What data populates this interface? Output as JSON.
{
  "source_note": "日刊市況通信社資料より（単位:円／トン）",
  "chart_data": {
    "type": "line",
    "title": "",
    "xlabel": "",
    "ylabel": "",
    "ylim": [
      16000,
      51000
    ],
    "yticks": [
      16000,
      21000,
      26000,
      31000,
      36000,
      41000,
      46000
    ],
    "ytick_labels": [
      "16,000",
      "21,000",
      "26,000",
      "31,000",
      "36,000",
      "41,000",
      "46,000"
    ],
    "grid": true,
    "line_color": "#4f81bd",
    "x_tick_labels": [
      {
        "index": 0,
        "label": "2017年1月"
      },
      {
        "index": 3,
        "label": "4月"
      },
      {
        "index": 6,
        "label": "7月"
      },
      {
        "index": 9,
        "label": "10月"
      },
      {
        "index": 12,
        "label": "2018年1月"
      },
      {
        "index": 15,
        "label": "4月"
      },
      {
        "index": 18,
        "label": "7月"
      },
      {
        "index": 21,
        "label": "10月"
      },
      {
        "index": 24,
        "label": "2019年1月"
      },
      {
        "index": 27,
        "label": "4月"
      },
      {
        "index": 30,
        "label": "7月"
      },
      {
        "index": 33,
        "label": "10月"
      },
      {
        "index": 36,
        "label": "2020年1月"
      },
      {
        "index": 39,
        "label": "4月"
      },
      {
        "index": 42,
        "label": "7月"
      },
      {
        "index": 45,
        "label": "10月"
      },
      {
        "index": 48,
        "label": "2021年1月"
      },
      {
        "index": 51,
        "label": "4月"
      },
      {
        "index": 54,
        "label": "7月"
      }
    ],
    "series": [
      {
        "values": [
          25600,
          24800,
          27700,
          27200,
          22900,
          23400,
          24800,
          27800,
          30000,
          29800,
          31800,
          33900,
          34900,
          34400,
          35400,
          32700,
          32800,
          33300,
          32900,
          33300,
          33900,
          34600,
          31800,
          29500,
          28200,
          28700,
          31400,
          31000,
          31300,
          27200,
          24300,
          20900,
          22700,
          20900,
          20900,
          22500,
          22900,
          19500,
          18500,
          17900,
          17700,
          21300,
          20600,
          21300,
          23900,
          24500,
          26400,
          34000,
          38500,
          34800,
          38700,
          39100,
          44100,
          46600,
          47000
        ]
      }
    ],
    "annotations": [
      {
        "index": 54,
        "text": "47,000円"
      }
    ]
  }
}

* * * *

Extract, word for word, each line of the listing above.

What data populates this interface? Output as JSON.
{
  "source_note": "日刊市況通信社資料より（単位:円／トン）",
  "chart_data": {
    "type": "line",
    "title": "",
    "xlabel": "",
    "ylabel": "",
    "ylim": [
      16000,
      51000
    ],
    "yticks": [
      16000,
      21000,
      26000,
      31000,
      36000,
      41000,
      46000
    ],
    "ytick_labels": [
      "16,000",
      "21,000",
      "26,000",
      "31,000",
      "36,000",
      "41,000",
      "46,000"
    ],
    "grid": true,
    "line_color": "#4f81bd",
    "x_tick_labels": [
      {
        "index": 0,
        "label": "2017年1月"
      },
      {
        "index": 3,
        "label": "4月"
      },
      {
        "index": 6,
        "label": "7月"
      },
      {
        "index": 9,
        "label": "10月"
      },
      {
        "index": 12,
        "label": "2018年1月"
      },
      {
        "index": 15,
        "label": "4月"
      },
      {
        "index": 18,
        "label": "7月"
      },
      {
        "index": 21,
        "label": "10月"
      },
      {
        "index": 24,
        "label": "2019年1月"
      },
      {
        "index": 27,
        "label": "4月"
      },
      {
        "index": 30,
        "label": "7月"
      },
      {
        "index": 33,
        "label": "10月"
      },
      {
        "index": 36,
        "label": "2020年1月"
      },
      {
        "index": 39,
        "label": "4月"
      },
      {
        "index": 42,
        "label": "7月"
      },
      {
        "index": 45,
        "label": "10月"
      },
      {
        "index": 48,
        "label": "2021年1月"
      },
      {
        "index": 51,
        "label": "4月"
      },
      {
        "index": 54,
        "label": "7月"
      }
    ],
    "series": [
      {
        "values": [
          25600,
          24800,
          27700,
          27200,
          22900,
          23400,
          24800,
          27800,
          30000,
          29800,
          31800,
          33900,
          34900,
          34400,
          35400,
          32700,
          32800,
          33300,
          32900,
          33300,
          33900,
          34600,
          31800,
          29500,
          28200,
          28700,
          31400,
          31000,
          31300,
          27200,
          24300,
          20900,
          22700,
          20900,
          20900,
          22500,
          22900,
          19500,
          18500,
          17900,
          17700,
          21300,
          20600,
          21300,
          23900,
          24500,
          26400,
          34000,
          38500,
          34800,
          38700,
          39100,
          44100,
          46600,
          47000
        ]
      }
    ],
    "annotations": [
      {
        "index": 54,
        "text": "47,000円"
      }
    ]
  }
}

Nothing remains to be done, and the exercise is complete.